# TASK:
Take every line from the material that has the word "colors" in it.

Excerpts from a figure dataset:
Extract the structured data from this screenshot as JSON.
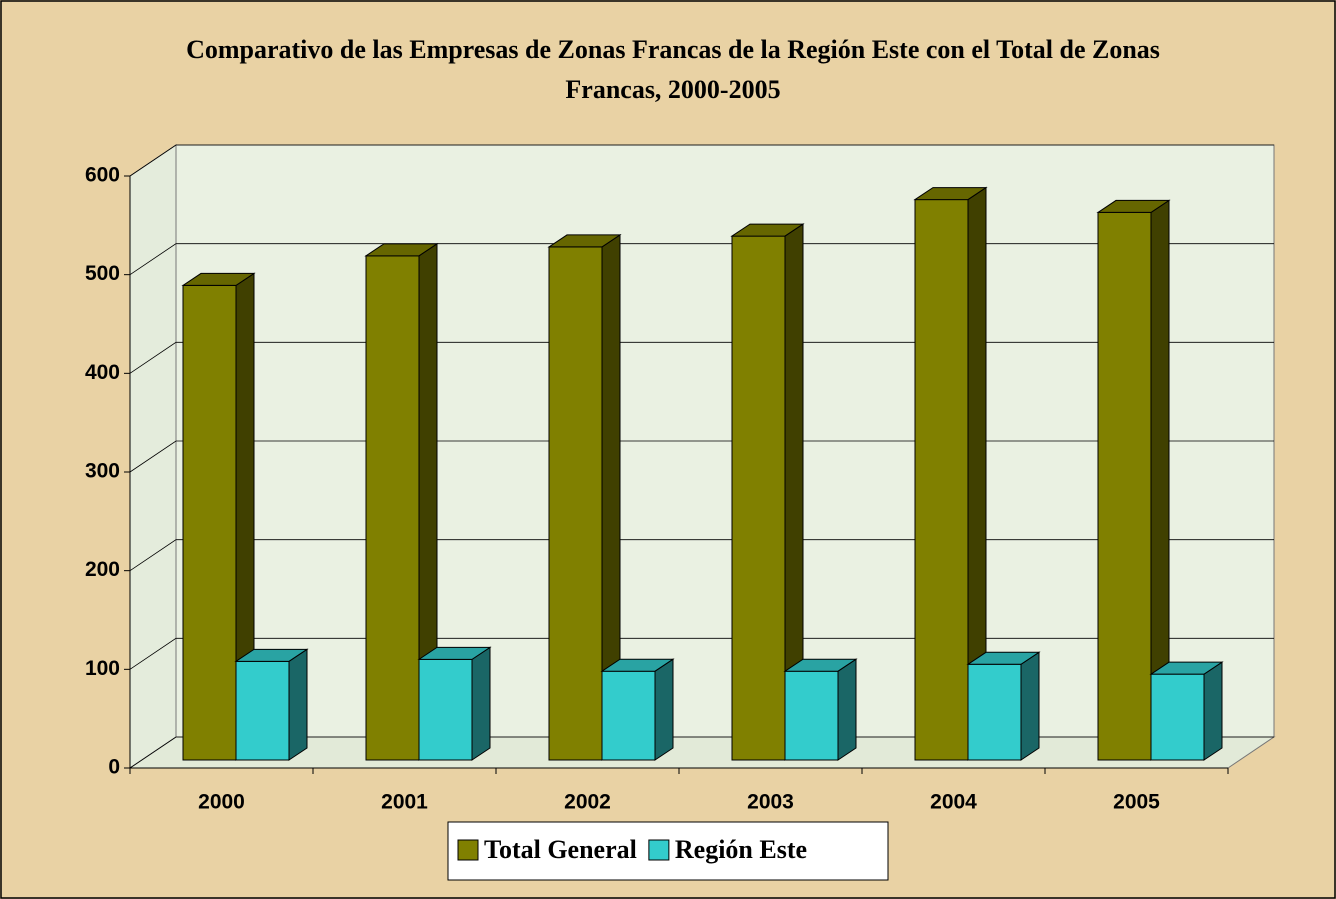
{
  "chart_data": {
    "type": "bar3d",
    "title": "Comparativo de las Empresas de Zonas Francas de la Región Este con el Total de Zonas Francas, 2000-2005",
    "categories": [
      "2000",
      "2001",
      "2002",
      "2003",
      "2004",
      "2005"
    ],
    "series": [
      {
        "name": "Total General",
        "color": "#808000",
        "values": [
          481,
          511,
          520,
          531,
          568,
          555
        ]
      },
      {
        "name": "Región Este",
        "color": "#33cccc",
        "values": [
          100,
          102,
          90,
          90,
          97,
          87
        ]
      }
    ],
    "ylim": [
      0,
      600
    ],
    "yticks": [
      0,
      100,
      200,
      300,
      400,
      500,
      600
    ],
    "grid": true,
    "legend": "bottom"
  }
}
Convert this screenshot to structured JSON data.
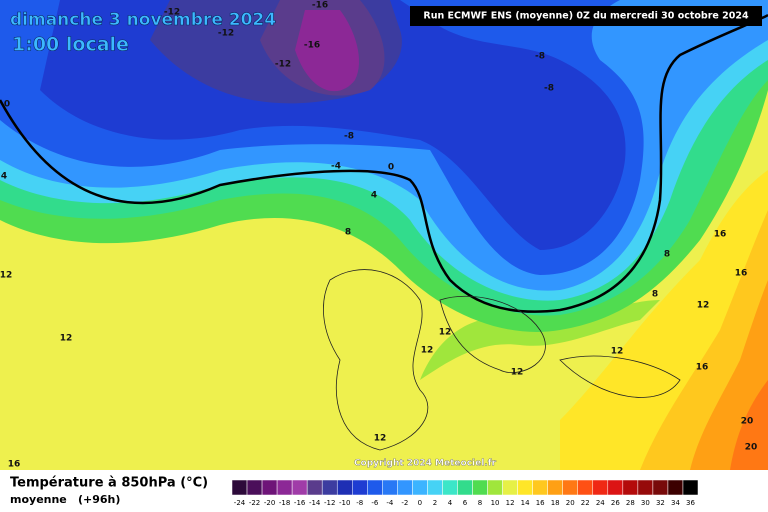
{
  "header": {
    "date": "dimanche 3 novembre 2024",
    "time": "1:00 locale",
    "run": "Run ECMWF ENS (moyenne) 0Z du mercredi 30 octobre 2024"
  },
  "map": {
    "contour_labels": [
      "-12",
      "-12",
      "-16",
      "-16",
      "-12",
      "-8",
      "-8",
      "-8",
      "-4",
      "0",
      "0",
      "4",
      "4",
      "8",
      "16",
      "8",
      "16",
      "8",
      "12",
      "12",
      "12",
      "12",
      "12",
      "12",
      "16",
      "12",
      "20",
      "20",
      "12",
      "16"
    ],
    "copyright": "Copyright 2024 Meteociel.fr"
  },
  "footer": {
    "title": "Température à 850hPa (°C)",
    "subtitle": "moyenne",
    "step": "(+96h)"
  },
  "colorbar": {
    "labels": [
      -24,
      -22,
      -20,
      -18,
      -16,
      -14,
      -12,
      -10,
      -8,
      -6,
      -4,
      -2,
      0,
      2,
      4,
      6,
      8,
      10,
      12,
      14,
      16,
      18,
      20,
      22,
      24,
      26,
      28,
      30,
      32,
      34,
      36
    ],
    "colors": [
      "#2d0a3a",
      "#4b0f5a",
      "#6e1478",
      "#8c2896",
      "#a03ca8",
      "#5a3c8c",
      "#3c3ca0",
      "#1e2fb4",
      "#1e3cd2",
      "#1e5aeb",
      "#2878f5",
      "#3296ff",
      "#3cb4ff",
      "#46d2f5",
      "#3ce6c8",
      "#32dc8c",
      "#50dc50",
      "#a0e63c",
      "#e6f046",
      "#ffe628",
      "#ffc81e",
      "#ffa014",
      "#ff7814",
      "#ff5014",
      "#f02814",
      "#dc1414",
      "#b40a0a",
      "#960a0a",
      "#780a0a",
      "#3c0000",
      "#000000"
    ]
  }
}
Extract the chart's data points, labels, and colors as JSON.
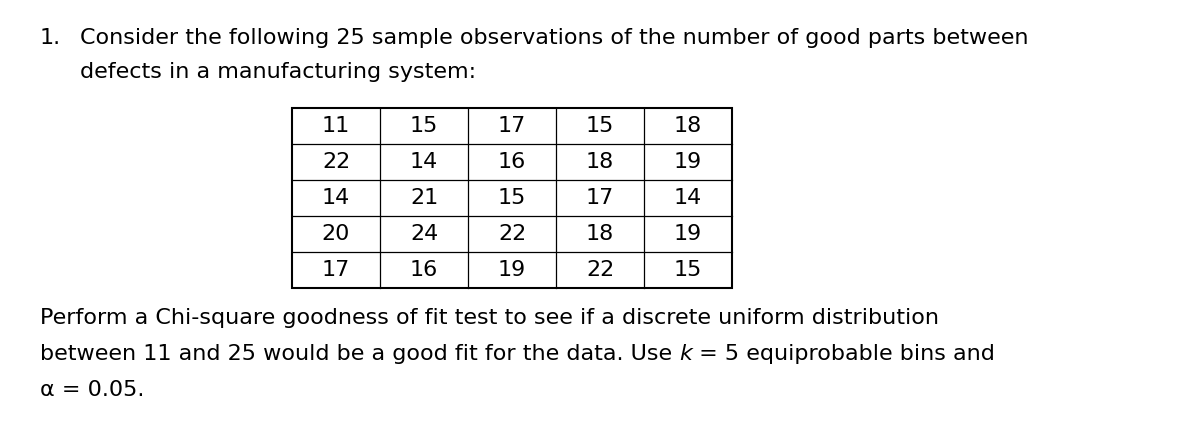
{
  "title_number": "1.",
  "para1_line1": "Consider the following 25 sample observations of the number of good parts between",
  "para1_line2": "defects in a manufacturing system:",
  "table_data": [
    [
      11,
      15,
      17,
      15,
      18
    ],
    [
      22,
      14,
      16,
      18,
      19
    ],
    [
      14,
      21,
      15,
      17,
      14
    ],
    [
      20,
      24,
      22,
      18,
      19
    ],
    [
      17,
      16,
      19,
      22,
      15
    ]
  ],
  "para2_line1": "Perform a Chi-square goodness of fit test to see if a discrete uniform distribution",
  "para2_line2_pre": "between 11 and 25 would be a good fit for the data. Use ",
  "para2_line2_k": "k",
  "para2_line2_post": " = 5 equiprobable bins and",
  "para2_line3": "α = 0.05.",
  "bg_color": "#ffffff",
  "text_color": "#000000",
  "font_size": 16,
  "font_size_table": 16,
  "font_name": "DejaVu Sans"
}
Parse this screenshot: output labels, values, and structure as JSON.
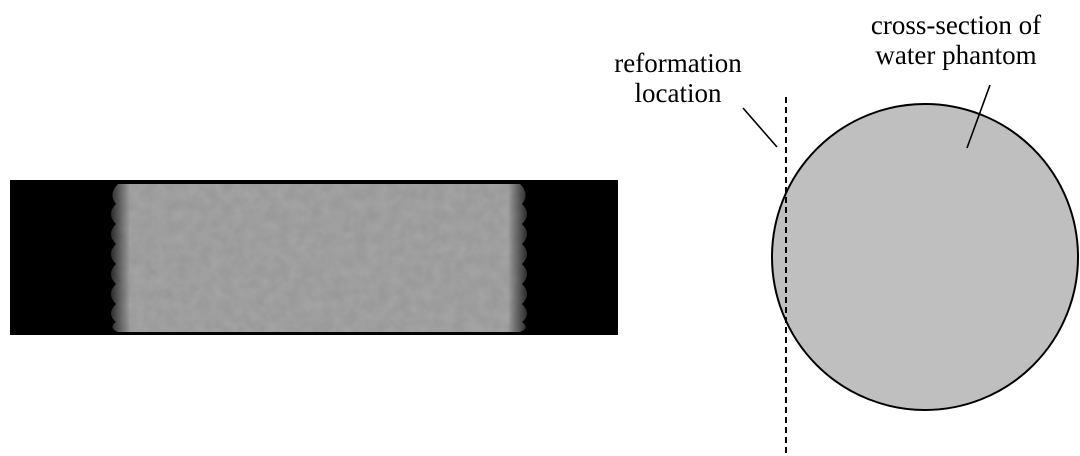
{
  "labels": {
    "reformation_line1": "reformation",
    "reformation_line2": "location",
    "phantom_line1": "cross-section of",
    "phantom_line2": "water phantom"
  },
  "colors": {
    "background": "#ffffff",
    "image_background": "#000000",
    "phantom_fill": "#bfbfbf",
    "outline": "#000000"
  }
}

# IN RESPONSE:
    "colors": [
Extract the chart's data points, labels, and colors as JSON.
  "colors": {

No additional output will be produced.